§ Requirements:
Read the lines that follow and pick out every one containing the word "tilrettelagt".

Data extracted from a collection:
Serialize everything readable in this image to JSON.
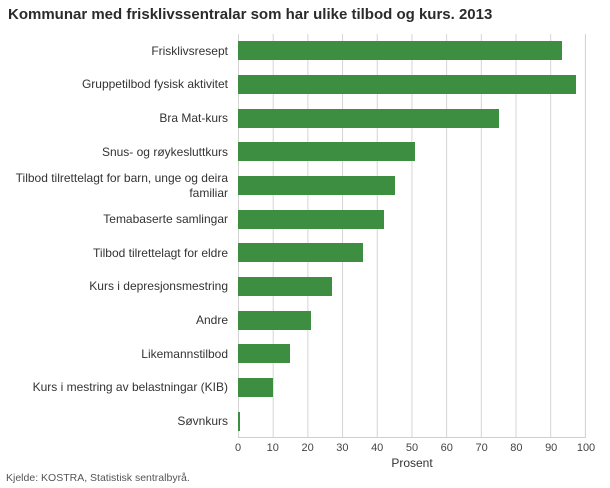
{
  "chart_data": {
    "type": "bar",
    "orientation": "horizontal",
    "title": "Kommunar med frisklivssentralar som har ulike tilbod og kurs. 2013",
    "categories": [
      "Frisklivsresept",
      "Gruppetilbod fysisk aktivitet",
      "Bra Mat-kurs",
      "Snus- og røykesluttkurs",
      "Tilbod tilrettelagt for barn, unge og deira familiar",
      "Temabaserte samlingar",
      "Tilbod tilrettelagt for eldre",
      "Kurs i depresjonsmestring",
      "Andre",
      "Likemannstilbod",
      "Kurs i mestring av belastningar (KIB)",
      "Søvnkurs"
    ],
    "values": [
      93,
      97,
      75,
      51,
      45,
      42,
      36,
      27,
      21,
      15,
      10,
      0.5
    ],
    "xlabel": "Prosent",
    "xlim": [
      0,
      100
    ],
    "xticks": [
      0,
      10,
      20,
      30,
      40,
      50,
      60,
      70,
      80,
      90,
      100
    ],
    "bar_color": "#3e8e41",
    "grid": true,
    "legend": false
  },
  "source": "Kjelde: KOSTRA, Statistisk sentralbyrå."
}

§ Complete response:
      "Tilbod tilrettelagt for barn, unge og deira familiar",
      "Tilbod tilrettelagt for eldre",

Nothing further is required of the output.